▶ **Given problem**
Read through the data and report every line in which the word "side" occurs.

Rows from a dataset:
****************************************

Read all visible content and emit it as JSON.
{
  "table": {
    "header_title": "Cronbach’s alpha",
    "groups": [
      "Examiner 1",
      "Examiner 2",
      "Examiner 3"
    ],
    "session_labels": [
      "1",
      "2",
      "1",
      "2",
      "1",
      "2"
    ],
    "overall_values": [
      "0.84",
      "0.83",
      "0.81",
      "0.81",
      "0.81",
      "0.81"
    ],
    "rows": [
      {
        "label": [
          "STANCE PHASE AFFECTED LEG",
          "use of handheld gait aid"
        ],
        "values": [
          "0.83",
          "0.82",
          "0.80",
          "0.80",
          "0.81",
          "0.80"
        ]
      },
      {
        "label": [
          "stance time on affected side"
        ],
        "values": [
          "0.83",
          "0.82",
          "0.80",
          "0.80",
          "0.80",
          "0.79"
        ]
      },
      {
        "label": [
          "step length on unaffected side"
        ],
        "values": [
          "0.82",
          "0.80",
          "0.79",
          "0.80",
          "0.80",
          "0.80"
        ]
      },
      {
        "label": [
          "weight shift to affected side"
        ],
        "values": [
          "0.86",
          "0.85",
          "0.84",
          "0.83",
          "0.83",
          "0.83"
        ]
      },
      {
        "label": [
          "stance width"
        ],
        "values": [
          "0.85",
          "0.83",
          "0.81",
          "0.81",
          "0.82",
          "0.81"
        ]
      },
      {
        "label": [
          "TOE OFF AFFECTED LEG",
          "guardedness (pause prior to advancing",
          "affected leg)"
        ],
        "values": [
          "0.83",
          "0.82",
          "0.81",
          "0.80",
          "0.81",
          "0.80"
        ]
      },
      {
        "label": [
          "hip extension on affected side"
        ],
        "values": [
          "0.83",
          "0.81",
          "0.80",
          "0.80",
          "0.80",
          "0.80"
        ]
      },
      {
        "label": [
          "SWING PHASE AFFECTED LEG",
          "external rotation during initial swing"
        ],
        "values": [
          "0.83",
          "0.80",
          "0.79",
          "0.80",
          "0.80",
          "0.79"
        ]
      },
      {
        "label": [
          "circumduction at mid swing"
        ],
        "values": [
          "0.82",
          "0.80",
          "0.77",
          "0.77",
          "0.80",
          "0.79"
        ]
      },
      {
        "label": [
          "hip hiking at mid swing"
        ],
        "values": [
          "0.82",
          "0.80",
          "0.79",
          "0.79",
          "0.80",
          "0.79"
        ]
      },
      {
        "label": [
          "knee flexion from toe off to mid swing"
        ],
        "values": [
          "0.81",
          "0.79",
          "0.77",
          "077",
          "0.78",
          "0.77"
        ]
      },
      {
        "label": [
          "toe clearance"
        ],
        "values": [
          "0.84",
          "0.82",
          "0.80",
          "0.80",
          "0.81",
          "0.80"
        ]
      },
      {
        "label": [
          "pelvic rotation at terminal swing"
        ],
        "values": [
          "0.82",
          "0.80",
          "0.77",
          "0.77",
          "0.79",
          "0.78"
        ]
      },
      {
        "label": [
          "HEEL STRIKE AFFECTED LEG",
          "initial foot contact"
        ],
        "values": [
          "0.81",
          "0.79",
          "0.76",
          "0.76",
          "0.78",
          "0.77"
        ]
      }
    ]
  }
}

****************************************

▶ **Response below**
          "stance time on affected side"
          "step length on unaffected side"
          "weight shift to affected side"
          "hip extension on affected side"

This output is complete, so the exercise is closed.